Data extract |
==============================
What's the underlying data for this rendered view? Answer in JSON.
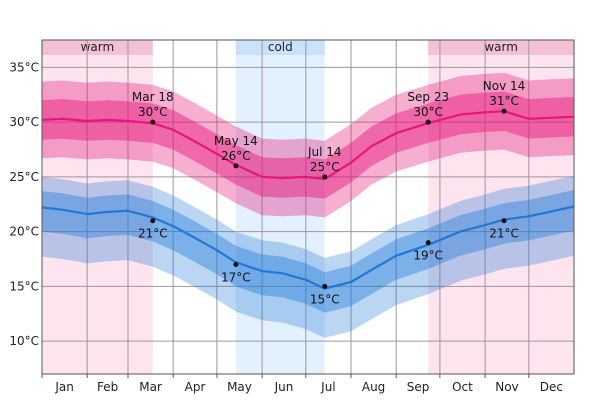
{
  "chart_data": {
    "type": "area",
    "title": "",
    "xlabel": "",
    "ylabel": "",
    "x_range_days": [
      0,
      365
    ],
    "ylim": [
      7,
      37.5
    ],
    "y_ticks": [
      {
        "value": 10,
        "label": "10°C"
      },
      {
        "value": 15,
        "label": "15°C"
      },
      {
        "value": 20,
        "label": "20°C"
      },
      {
        "value": 25,
        "label": "25°C"
      },
      {
        "value": 30,
        "label": "30°C"
      },
      {
        "value": 35,
        "label": "35°C"
      }
    ],
    "months": [
      "Jan",
      "Feb",
      "Mar",
      "Apr",
      "May",
      "Jun",
      "Jul",
      "Aug",
      "Sep",
      "Oct",
      "Nov",
      "Dec"
    ],
    "grid": true,
    "seasons": [
      {
        "label": "warm",
        "start": "Jan 1",
        "end": "Mar 18",
        "color": "#fde4ef"
      },
      {
        "label": "cold",
        "start": "May 14",
        "end": "Jul 14",
        "color": "#e3f0fd"
      },
      {
        "label": "warm",
        "start": "Sep 23",
        "end": "Dec 31",
        "color": "#fde4ef"
      }
    ],
    "series": [
      {
        "key": "high",
        "color": "#e6167a",
        "points": [
          [
            "Jan 1",
            30.2
          ],
          [
            "Jan 15",
            30.3
          ],
          [
            "Feb 1",
            30.1
          ],
          [
            "Feb 15",
            30.2
          ],
          [
            "Mar 1",
            30.1
          ],
          [
            "Mar 18",
            29.9
          ],
          [
            "Apr 1",
            29.3
          ],
          [
            "Apr 15",
            28.3
          ],
          [
            "May 1",
            27.1
          ],
          [
            "May 14",
            26.1
          ],
          [
            "Jun 1",
            25.0
          ],
          [
            "Jun 15",
            24.9
          ],
          [
            "Jul 1",
            25.0
          ],
          [
            "Jul 14",
            24.8
          ],
          [
            "Aug 1",
            26.3
          ],
          [
            "Aug 15",
            27.8
          ],
          [
            "Sep 1",
            29.0
          ],
          [
            "Sep 23",
            29.9
          ],
          [
            "Oct 15",
            30.7
          ],
          [
            "Nov 1",
            30.9
          ],
          [
            "Nov 14",
            31.0
          ],
          [
            "Dec 1",
            30.3
          ],
          [
            "Dec 15",
            30.4
          ],
          [
            "Dec 31",
            30.5
          ]
        ],
        "bands": [
          {
            "opacity": 0.35,
            "offset_low": 3.5,
            "offset_high": 3.5
          },
          {
            "opacity": 0.45,
            "offset_low": 1.8,
            "offset_high": 1.8
          }
        ]
      },
      {
        "key": "low",
        "color": "#1f78d8",
        "points": [
          [
            "Jan 1",
            22.2
          ],
          [
            "Jan 15",
            22.0
          ],
          [
            "Feb 1",
            21.6
          ],
          [
            "Feb 15",
            21.8
          ],
          [
            "Mar 1",
            21.9
          ],
          [
            "Mar 18",
            21.3
          ],
          [
            "Apr 1",
            20.5
          ],
          [
            "Apr 15",
            19.5
          ],
          [
            "May 1",
            18.3
          ],
          [
            "May 14",
            17.2
          ],
          [
            "Jun 1",
            16.4
          ],
          [
            "Jun 15",
            16.2
          ],
          [
            "Jul 1",
            15.6
          ],
          [
            "Jul 14",
            14.8
          ],
          [
            "Aug 1",
            15.4
          ],
          [
            "Aug 15",
            16.5
          ],
          [
            "Sep 1",
            17.8
          ],
          [
            "Sep 23",
            18.8
          ],
          [
            "Oct 15",
            20.0
          ],
          [
            "Nov 1",
            20.6
          ],
          [
            "Nov 14",
            21.1
          ],
          [
            "Dec 1",
            21.4
          ],
          [
            "Dec 15",
            21.8
          ],
          [
            "Dec 31",
            22.3
          ]
        ],
        "bands": [
          {
            "opacity": 0.3,
            "offset_low": 4.5,
            "offset_high": 2.8
          },
          {
            "opacity": 0.4,
            "offset_low": 2.2,
            "offset_high": 1.5
          }
        ]
      }
    ],
    "annotations": [
      {
        "series": "high",
        "date": "Mar 18",
        "value": 30,
        "date_label": "Mar 18",
        "value_label": "30°C",
        "position": "above"
      },
      {
        "series": "high",
        "date": "May 14",
        "value": 26,
        "date_label": "May 14",
        "value_label": "26°C",
        "position": "above"
      },
      {
        "series": "high",
        "date": "Jul 14",
        "value": 25,
        "date_label": "Jul 14",
        "value_label": "25°C",
        "position": "above"
      },
      {
        "series": "high",
        "date": "Sep 23",
        "value": 30,
        "date_label": "Sep 23",
        "value_label": "30°C",
        "position": "above"
      },
      {
        "series": "high",
        "date": "Nov 14",
        "value": 31,
        "date_label": "Nov 14",
        "value_label": "31°C",
        "position": "above"
      },
      {
        "series": "low",
        "date": "Mar 18",
        "value": 21,
        "date_label": "",
        "value_label": "21°C",
        "position": "below"
      },
      {
        "series": "low",
        "date": "May 14",
        "value": 17,
        "date_label": "",
        "value_label": "17°C",
        "position": "below"
      },
      {
        "series": "low",
        "date": "Jul 14",
        "value": 15,
        "date_label": "",
        "value_label": "15°C",
        "position": "below"
      },
      {
        "series": "low",
        "date": "Sep 23",
        "value": 19,
        "date_label": "",
        "value_label": "19°C",
        "position": "below"
      },
      {
        "series": "low",
        "date": "Nov 14",
        "value": 21,
        "date_label": "",
        "value_label": "21°C",
        "position": "below"
      }
    ],
    "colors": {
      "grid": "#9a9a9a",
      "axis": "#555555",
      "band_header": "#f4c0d8",
      "band_header_cold": "#c9e1fa"
    }
  }
}
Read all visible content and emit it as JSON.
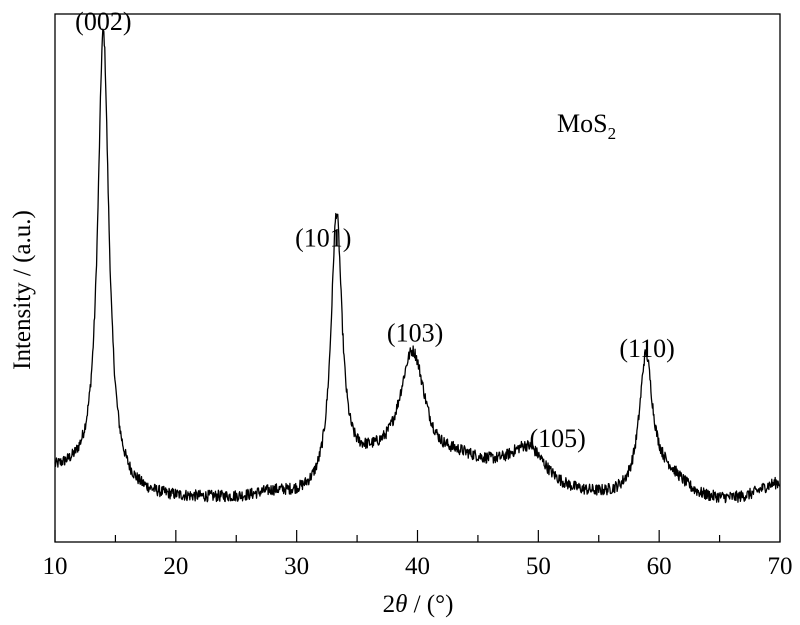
==============================
Work to complete |
Your task is to repeat the material above exactly, without its pictures.

Written answer |
What's the underlying data for this rendered view? Answer in JSON.
{
  "chart_data": {
    "type": "area",
    "title": "",
    "xlabel": "",
    "ylabel": "",
    "x_range_days": [
      0,
      365
    ],
    "ylim": [
      7,
      37.5
    ],
    "y_ticks": [
      {
        "value": 10,
        "label": "10°C"
      },
      {
        "value": 15,
        "label": "15°C"
      },
      {
        "value": 20,
        "label": "20°C"
      },
      {
        "value": 25,
        "label": "25°C"
      },
      {
        "value": 30,
        "label": "30°C"
      },
      {
        "value": 35,
        "label": "35°C"
      }
    ],
    "months": [
      "Jan",
      "Feb",
      "Mar",
      "Apr",
      "May",
      "Jun",
      "Jul",
      "Aug",
      "Sep",
      "Oct",
      "Nov",
      "Dec"
    ],
    "grid": true,
    "seasons": [
      {
        "label": "warm",
        "start": "Jan 1",
        "end": "Mar 18",
        "color": "#fde4ef"
      },
      {
        "label": "cold",
        "start": "May 14",
        "end": "Jul 14",
        "color": "#e3f0fd"
      },
      {
        "label": "warm",
        "start": "Sep 23",
        "end": "Dec 31",
        "color": "#fde4ef"
      }
    ],
    "series": [
      {
        "key": "high",
        "color": "#e6167a",
        "points": [
          [
            "Jan 1",
            30.2
          ],
          [
            "Jan 15",
            30.3
          ],
          [
            "Feb 1",
            30.1
          ],
          [
            "Feb 15",
            30.2
          ],
          [
            "Mar 1",
            30.1
          ],
          [
            "Mar 18",
            29.9
          ],
          [
            "Apr 1",
            29.3
          ],
          [
            "Apr 15",
            28.3
          ],
          [
            "May 1",
            27.1
          ],
          [
            "May 14",
            26.1
          ],
          [
            "Jun 1",
            25.0
          ],
          [
            "Jun 15",
            24.9
          ],
          [
            "Jul 1",
            25.0
          ],
          [
            "Jul 14",
            24.8
          ],
          [
            "Aug 1",
            26.3
          ],
          [
            "Aug 15",
            27.8
          ],
          [
            "Sep 1",
            29.0
          ],
          [
            "Sep 23",
            29.9
          ],
          [
            "Oct 15",
            30.7
          ],
          [
            "Nov 1",
            30.9
          ],
          [
            "Nov 14",
            31.0
          ],
          [
            "Dec 1",
            30.3
          ],
          [
            "Dec 15",
            30.4
          ],
          [
            "Dec 31",
            30.5
          ]
        ],
        "bands": [
          {
            "opacity": 0.35,
            "offset_low": 3.5,
            "offset_high": 3.5
          },
          {
            "opacity": 0.45,
            "offset_low": 1.8,
            "offset_high": 1.8
          }
        ]
      },
      {
        "key": "low",
        "color": "#1f78d8",
        "points": [
          [
            "Jan 1",
            22.2
          ],
          [
            "Jan 15",
            22.0
          ],
          [
            "Feb 1",
            21.6
          ],
          [
            "Feb 15",
            21.8
          ],
          [
            "Mar 1",
            21.9
          ],
          [
            "Mar 18",
            21.3
          ],
          [
            "Apr 1",
            20.5
          ],
          [
            "Apr 15",
            19.5
          ],
          [
            "May 1",
            18.3
          ],
          [
            "May 14",
            17.2
          ],
          [
            "Jun 1",
            16.4
          ],
          [
            "Jun 15",
            16.2
          ],
          [
            "Jul 1",
            15.6
          ],
          [
            "Jul 14",
            14.8
          ],
          [
            "Aug 1",
            15.4
          ],
          [
            "Aug 15",
            16.5
          ],
          [
            "Sep 1",
            17.8
          ],
          [
            "Sep 23",
            18.8
          ],
          [
            "Oct 15",
            20.0
          ],
          [
            "Nov 1",
            20.6
          ],
          [
            "Nov 14",
            21.1
          ],
          [
            "Dec 1",
            21.4
          ],
          [
            "Dec 15",
            21.8
          ],
          [
            "Dec 31",
            22.3
          ]
        ],
        "bands": [
          {
            "opacity": 0.3,
            "offset_low": 4.5,
            "offset_high": 2.8
          },
          {
            "opacity": 0.4,
            "offset_low": 2.2,
            "offset_high": 1.5
          }
        ]
      }
    ],
    "annotations": [
      {
        "series": "high",
        "date": "Mar 18",
        "value": 30,
        "date_label": "Mar 18",
        "value_label": "30°C",
        "position": "above"
      },
      {
        "series": "high",
        "date": "May 14",
        "value": 26,
        "date_label": "May 14",
        "value_label": "26°C",
        "position": "above"
      },
      {
        "series": "high",
        "date": "Jul 14",
        "value": 25,
        "date_label": "Jul 14",
        "value_label": "25°C",
        "position": "above"
      },
      {
        "series": "high",
        "date": "Sep 23",
        "value": 30,
        "date_label": "Sep 23",
        "value_label": "30°C",
        "position": "above"
      },
      {
        "series": "high",
        "date": "Nov 14",
        "value": 31,
        "date_label": "Nov 14",
        "value_label": "31°C",
        "position": "above"
      },
      {
        "series": "low",
        "date": "Mar 18",
        "value": 21,
        "date_label": "",
        "value_label": "21°C",
        "position": "below"
      },
      {
        "series": "low",
        "date": "May 14",
        "value": 17,
        "date_label": "",
        "value_label": "17°C",
        "position": "below"
      },
      {
        "series": "low",
        "date": "Jul 14",
        "value": 15,
        "date_label": "",
        "value_label": "15°C",
        "position": "below"
      },
      {
        "series": "low",
        "date": "Sep 23",
        "value": 19,
        "date_label": "",
        "value_label": "19°C",
        "position": "below"
      },
      {
        "series": "low",
        "date": "Nov 14",
        "value": 21,
        "date_label": "",
        "value_label": "21°C",
        "position": "below"
      }
    ],
    "colors": {
      "grid": "#9a9a9a",
      "axis": "#555555",
      "band_header": "#f4c0d8",
      "band_header_cold": "#c9e1fa"
    }
  }
}
Read all visible content and emit it as JSON.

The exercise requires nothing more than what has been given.